◆ **GOAL**
Repeat the data verbatim.

◆ **RECORDS TO USE**
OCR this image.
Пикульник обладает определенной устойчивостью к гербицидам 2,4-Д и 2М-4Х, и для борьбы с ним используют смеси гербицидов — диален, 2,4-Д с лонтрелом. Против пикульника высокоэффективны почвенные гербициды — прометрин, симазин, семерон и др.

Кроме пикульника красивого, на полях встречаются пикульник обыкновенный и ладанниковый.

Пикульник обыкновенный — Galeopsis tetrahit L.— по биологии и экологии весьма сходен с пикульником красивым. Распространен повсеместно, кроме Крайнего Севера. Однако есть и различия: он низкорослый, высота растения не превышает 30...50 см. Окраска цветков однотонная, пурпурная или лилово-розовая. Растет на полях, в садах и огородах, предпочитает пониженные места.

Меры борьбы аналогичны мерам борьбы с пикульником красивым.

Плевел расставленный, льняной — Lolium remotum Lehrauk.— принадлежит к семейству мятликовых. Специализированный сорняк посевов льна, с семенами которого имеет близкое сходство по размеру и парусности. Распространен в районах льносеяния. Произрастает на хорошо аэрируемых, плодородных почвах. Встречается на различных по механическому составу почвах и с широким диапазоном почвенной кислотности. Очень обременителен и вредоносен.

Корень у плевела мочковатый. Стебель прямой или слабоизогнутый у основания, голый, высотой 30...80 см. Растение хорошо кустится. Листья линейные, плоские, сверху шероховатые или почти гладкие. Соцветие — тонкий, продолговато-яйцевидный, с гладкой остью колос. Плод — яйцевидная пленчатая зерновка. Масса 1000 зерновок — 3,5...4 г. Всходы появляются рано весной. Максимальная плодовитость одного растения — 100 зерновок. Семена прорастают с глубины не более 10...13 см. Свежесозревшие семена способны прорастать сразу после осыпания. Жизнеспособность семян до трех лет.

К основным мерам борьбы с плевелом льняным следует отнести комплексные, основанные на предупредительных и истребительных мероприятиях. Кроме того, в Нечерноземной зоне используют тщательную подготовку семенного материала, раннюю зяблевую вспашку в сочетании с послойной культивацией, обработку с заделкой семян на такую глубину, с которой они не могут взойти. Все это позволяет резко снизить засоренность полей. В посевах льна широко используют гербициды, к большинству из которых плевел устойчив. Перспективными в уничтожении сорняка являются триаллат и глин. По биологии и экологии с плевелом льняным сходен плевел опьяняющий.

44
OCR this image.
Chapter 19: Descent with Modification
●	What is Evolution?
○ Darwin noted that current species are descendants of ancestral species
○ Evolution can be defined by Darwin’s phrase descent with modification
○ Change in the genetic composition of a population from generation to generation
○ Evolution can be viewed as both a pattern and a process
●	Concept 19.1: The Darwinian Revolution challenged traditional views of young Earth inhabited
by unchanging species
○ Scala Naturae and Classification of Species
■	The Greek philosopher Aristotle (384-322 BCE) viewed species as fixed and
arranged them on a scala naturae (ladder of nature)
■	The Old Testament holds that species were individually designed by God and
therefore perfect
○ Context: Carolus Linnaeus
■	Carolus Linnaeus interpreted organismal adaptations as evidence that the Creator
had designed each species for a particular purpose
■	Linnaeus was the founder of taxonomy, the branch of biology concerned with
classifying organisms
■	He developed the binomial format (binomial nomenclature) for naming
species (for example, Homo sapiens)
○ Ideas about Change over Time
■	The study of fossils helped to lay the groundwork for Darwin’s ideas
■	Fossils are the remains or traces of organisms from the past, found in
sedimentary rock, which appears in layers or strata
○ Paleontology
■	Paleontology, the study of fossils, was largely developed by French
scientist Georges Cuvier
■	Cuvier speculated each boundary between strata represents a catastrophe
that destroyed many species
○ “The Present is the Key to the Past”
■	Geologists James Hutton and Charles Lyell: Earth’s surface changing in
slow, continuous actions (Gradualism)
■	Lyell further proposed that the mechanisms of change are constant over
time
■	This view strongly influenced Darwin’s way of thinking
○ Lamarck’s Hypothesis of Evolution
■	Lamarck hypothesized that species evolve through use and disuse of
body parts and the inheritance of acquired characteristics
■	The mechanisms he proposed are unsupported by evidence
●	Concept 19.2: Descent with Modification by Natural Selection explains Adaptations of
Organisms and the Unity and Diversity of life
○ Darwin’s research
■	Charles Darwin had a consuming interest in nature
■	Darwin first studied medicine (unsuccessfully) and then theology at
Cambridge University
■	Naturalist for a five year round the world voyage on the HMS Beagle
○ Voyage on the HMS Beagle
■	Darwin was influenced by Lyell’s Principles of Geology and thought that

◆ **CORRECT RESPONSE**
OCR this image.
Пикульник обладает определенной устойчивостью к гербицидам 2,4-Д и 2М-4Х, и для борьбы с ним используют смеси гербицидов — диален, 2,4-Д с лонтрелом. Против пикульника высокоэффективны почвенные гербициды — прометрин, симазин, семерон и др.

Кроме пикульника красивого, на полях встречаются пикульник обыкновенный и ладанниковый.

Пикульник обыкновенный — Galeopsis tetrahit L.— по биологии и экологии весьма сходен с пикульником красивым. Распространен повсеместно, кроме Крайнего Севера. Однако есть и различия: он низкорослый, высота растения не превышает 30...50 см. Окраска цветков однотонная, пурпурная или лилово-розовая. Растет на полях, в садах и огородах, предпочитает пониженные места.

Меры борьбы аналогичны мерам борьбы с пикульником красивым.

Плевел расставленный, льняной — Lolium remotum Lehrauk.— принадлежит к семейству мятликовых. Специализированный сорняк посевов льна, с семенами которого имеет близкое сходство по размеру и парусности. Распространен в районах льносеяния. Произрастает на хорошо аэрируемых, плодородных почвах. Встречается на различных по механическому составу почвах и с широким диапазоном почвенной кислотности. Очень обременителен и вредоносен.

Корень у плевела мочковатый. Стебель прямой или слабоизогнутый у основания, голый, высотой 30...80 см. Растение хорошо кустится. Листья линейные, плоские, сверху шероховатые или почти гладкие. Соцветие — тонкий, продолговато-яйцевидный, с гладкой остью колос. Плод — яйцевидная пленчатая зерновка. Масса 1000 зерновок — 3,5...4 г. Всходы появляются рано весной. Максимальная плодовитость одного растения — 100 зерновок. Семена прорастают с глубины не более 10...13 см. Свежесозревшие семена способны прорастать сразу после осыпания. Жизнеспособность семян до трех лет.

К основным мерам борьбы с плевелом льняным следует отнести комплексные, основанные на предупредительных и истребительных мероприятиях. Кроме того, в Нечерноземной зоне используют тщательную подготовку семенного материала, раннюю зяблевую вспашку в сочетании с послойной культивацией, обработку с заделкой семян на такую глубину, с которой они не могут взойти. Все это позволяет резко снизить засоренность полей. В посевах льна широко используют гербициды, к большинству из которых плевел устойчив. Перспективными в уничтожении сорняка являются триаллат и глин. По биологии и экологии с плевелом льняным сходен плевел опьяняющий.

44
OCR this image.
Chapter 19: Descent with Modification
●	What is Evolution?
○ Darwin noted that current species are descendants of ancestral species
○ Evolution can be defined by Darwin’s phrase descent with modification
○ Change in the genetic composition of a population from generation to generation
○ Evolution can be viewed as both a pattern and a process
●	Concept 19.1: The Darwinian Revolution challenged traditional views of young Earth inhabited
by unchanging species
○ Scala Naturae and Classification of Species
■	The Greek philosopher Aristotle (384-322 BCE) viewed species as fixed and
arranged them on a scala naturae (ladder of nature)
■	The Old Testament holds that species were individually designed by God and
therefore perfect
○ Context: Carolus Linnaeus
■	Carolus Linnaeus interpreted organismal adaptations as evidence that the Creator
had designed each species for a particular purpose
■	Linnaeus was the founder of taxonomy, the branch of biology concerned with
classifying organisms
■	He developed the binomial format (binomial nomenclature) for naming
species (for example, Homo sapiens)
○ Ideas about Change over Time
■	The study of fossils helped to lay the groundwork for Darwin’s ideas
■	Fossils are the remains or traces of organisms from the past, found in
sedimentary rock, which appears in layers or strata
○ Paleontology
■	Paleontology, the study of fossils, was largely developed by French
scientist Georges Cuvier
■	Cuvier speculated each boundary between strata represents a catastrophe
that destroyed many species
○ “The Present is the Key to the Past”
■	Geologists James Hutton and Charles Lyell: Earth’s surface changing in
slow, continuous actions (Gradualism)
■	Lyell further proposed that the mechanisms of change are constant over
time
■	This view strongly influenced Darwin’s way of thinking
○ Lamarck’s Hypothesis of Evolution
■	Lamarck hypothesized that species evolve through use and disuse of
body parts and the inheritance of acquired characteristics
■	The mechanisms he proposed are unsupported by evidence
●	Concept 19.2: Descent with Modification by Natural Selection explains Adaptations of
Organisms and the Unity and Diversity of life
○ Darwin’s research
■	Charles Darwin had a consuming interest in nature
■	Darwin first studied medicine (unsuccessfully) and then theology at
Cambridge University
■	Naturalist for a five year round the world voyage on the HMS Beagle
○ Voyage on the HMS Beagle
■	Darwin was influenced by Lyell’s Principles of Geology and thought that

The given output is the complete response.